> Set problem
Reproduce the listing exactly and skip over any pictures.

Dataset items:
++++++++++

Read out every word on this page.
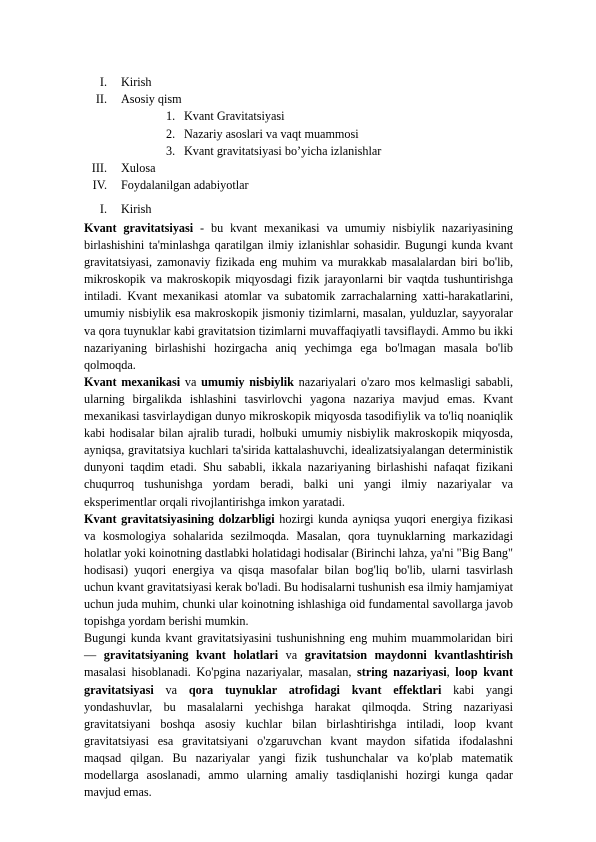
I. Kirish
II. Asosiy qism
1. Kvant Gravitatsiyasi
2. Nazariy asoslari va vaqt muammosi
3. Kvant gravitatsiyasi bo’yicha izlanishlar
III. Xulosa
IV. Foydalanilgan adabiyotlar
I. Kirish

Kvant gravitatsiyasi - bu kvant mexanikasi va umumiy nisbiylik nazariyasining birlashishini ta'minlashga qaratilgan ilmiy izlanishlar sohasidir. Bugungi kunda kvant gravitatsiyasi, zamonaviy fizikada eng muhim va murakkab masalalardan biri bo'lib, mikroskopik va makroskopik miqyosdagi fizik jarayonlarni bir vaqtda tushuntirishga intiladi. Kvant mexanikasi atomlar va subatomik zarrachalarning xatti-harakatlarini, umumiy nisbiylik esa makroskopik jismoniy tizimlarni, masalan, yulduzlar, sayyoralar va qora tuynuklar kabi gravitatsion tizimlarni muvaffaqiyatli tavsiflaydi. Ammo bu ikki nazariyaning birlashishi hozirgacha aniq yechimga ega bo'lmagan masala bo'lib qolmoqda.

Kvant mexanikasi va umumiy nisbiylik nazariyalari o'zaro mos kelmasligi sababli, ularning birgalikda ishlashini tasvirlovchi yagona nazariya mavjud emas. Kvant mexanikasi tasvirlaydigan dunyo mikroskopik miqyosda tasodifiylik va to'liq noaniqlik kabi hodisalar bilan ajralib turadi, holbuki umumiy nisbiylik makroskopik miqyosda, ayniqsa, gravitatsiya kuchlari ta'sirida kattalashuvchi, idealizatsiyalangan deterministik dunyoni taqdim etadi. Shu sababli, ikkala nazariyaning birlashishi nafaqat fizikani chuqurroq tushunishga yordam beradi, balki uni yangi ilmiy nazariyalar va eksperimentlar orqali rivojlantirishga imkon yaratadi.

Kvant gravitatsiyasining dolzarbligi hozirgi kunda ayniqsa yuqori energiya fizikasi va kosmologiya sohalarida sezilmoqda. Masalan, qora tuynuklarning markazidagi holatlar yoki koinotning dastlabki holatidagi hodisalar (Birinchi lahza, ya'ni "Big Bang" hodisasi) yuqori energiya va qisqa masofalar bilan bog'liq bo'lib, ularni tasvirlash uchun kvant gravitatsiyasi kerak bo'ladi. Bu hodisalarni tushunish esa ilmiy hamjamiyat uchun juda muhim, chunki ular koinotning ishlashiga oid fundamental savollarga javob topishga yordam berishi mumkin.

Bugungi kunda kvant gravitatsiyasini tushunishning eng muhim muammolaridan biri — gravitatsiyaning kvant holatlari va gravitatsion maydonni kvantlashtirish masalasi hisoblanadi. Ko'pgina nazariyalar, masalan, string nazariyasi, loop kvant gravitatsiyasi va qora tuynuklar atrofidagi kvant effektlari kabi yangi yondashuvlar, bu masalalarni yechishga harakat qilmoqda. String nazariyasi gravitatsiyani boshqa asosiy kuchlar bilan birlashtirishga intiladi, loop kvant gravitatsiyasi esa gravitatsiyani o'zgaruvchan kvant maydon sifatida ifodalashni maqsad qilgan. Bu nazariyalar yangi fizik tushunchalar va ko'plab matematik modellarga asoslanadi, ammo ularning amaliy tasdiqlanishi hozirgi kunga qadar mavjud emas.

++++++++++

> Finished exercise
Read out every word on this page.
I. Kirish
II. Asosiy qism
1. Kvant Gravitatsiyasi
2. Nazariy asoslari va vaqt muammosi
3. Kvant gravitatsiyasi bo’yicha izlanishlar
III. Xulosa
IV. Foydalanilgan adabiyotlar
I. Kirish

Kvant gravitatsiyasi - bu kvant mexanikasi va umumiy nisbiylik nazariyasining birlashishini ta'minlashga qaratilgan ilmiy izlanishlar sohasidir. Bugungi kunda kvant gravitatsiyasi, zamonaviy fizikada eng muhim va murakkab masalalardan biri bo'lib, mikroskopik va makroskopik miqyosdagi fizik jarayonlarni bir vaqtda tushuntirishga intiladi. Kvant mexanikasi atomlar va subatomik zarrachalarning xatti-harakatlarini, umumiy nisbiylik esa makroskopik jismoniy tizimlarni, masalan, yulduzlar, sayyoralar va qora tuynuklar kabi gravitatsion tizimlarni muvaffaqiyatli tavsiflaydi. Ammo bu ikki nazariyaning birlashishi hozirgacha aniq yechimga ega bo'lmagan masala bo'lib qolmoqda.

Kvant mexanikasi va umumiy nisbiylik nazariyalari o'zaro mos kelmasligi sababli, ularning birgalikda ishlashini tasvirlovchi yagona nazariya mavjud emas. Kvant mexanikasi tasvirlaydigan dunyo mikroskopik miqyosda tasodifiylik va to'liq noaniqlik kabi hodisalar bilan ajralib turadi, holbuki umumiy nisbiylik makroskopik miqyosda, ayniqsa, gravitatsiya kuchlari ta'sirida kattalashuvchi, idealizatsiyalangan deterministik dunyoni taqdim etadi. Shu sababli, ikkala nazariyaning birlashishi nafaqat fizikani chuqurroq tushunishga yordam beradi, balki uni yangi ilmiy nazariyalar va eksperimentlar orqali rivojlantirishga imkon yaratadi.

Kvant gravitatsiyasining dolzarbligi hozirgi kunda ayniqsa yuqori energiya fizikasi va kosmologiya sohalarida sezilmoqda. Masalan, qora tuynuklarning markazidagi holatlar yoki koinotning dastlabki holatidagi hodisalar (Birinchi lahza, ya'ni "Big Bang" hodisasi) yuqori energiya va qisqa masofalar bilan bog'liq bo'lib, ularni tasvirlash uchun kvant gravitatsiyasi kerak bo'ladi. Bu hodisalarni tushunish esa ilmiy hamjamiyat uchun juda muhim, chunki ular koinotning ishlashiga oid fundamental savollarga javob topishga yordam berishi mumkin.

Bugungi kunda kvant gravitatsiyasini tushunishning eng muhim muammolaridan biri — gravitatsiyaning kvant holatlari va gravitatsion maydonni kvantlashtirish masalasi hisoblanadi. Ko'pgina nazariyalar, masalan, string nazariyasi, loop kvant gravitatsiyasi va qora tuynuklar atrofidagi kvant effektlari kabi yangi yondashuvlar, bu masalalarni yechishga harakat qilmoqda. String nazariyasi gravitatsiyani boshqa asosiy kuchlar bilan birlashtirishga intiladi, loop kvant gravitatsiyasi esa gravitatsiyani o'zgaruvchan kvant maydon sifatida ifodalashni maqsad qilgan. Bu nazariyalar yangi fizik tushunchalar va ko'plab matematik modellarga asoslanadi, ammo ularning amaliy tasdiqlanishi hozirgi kunga qadar mavjud emas.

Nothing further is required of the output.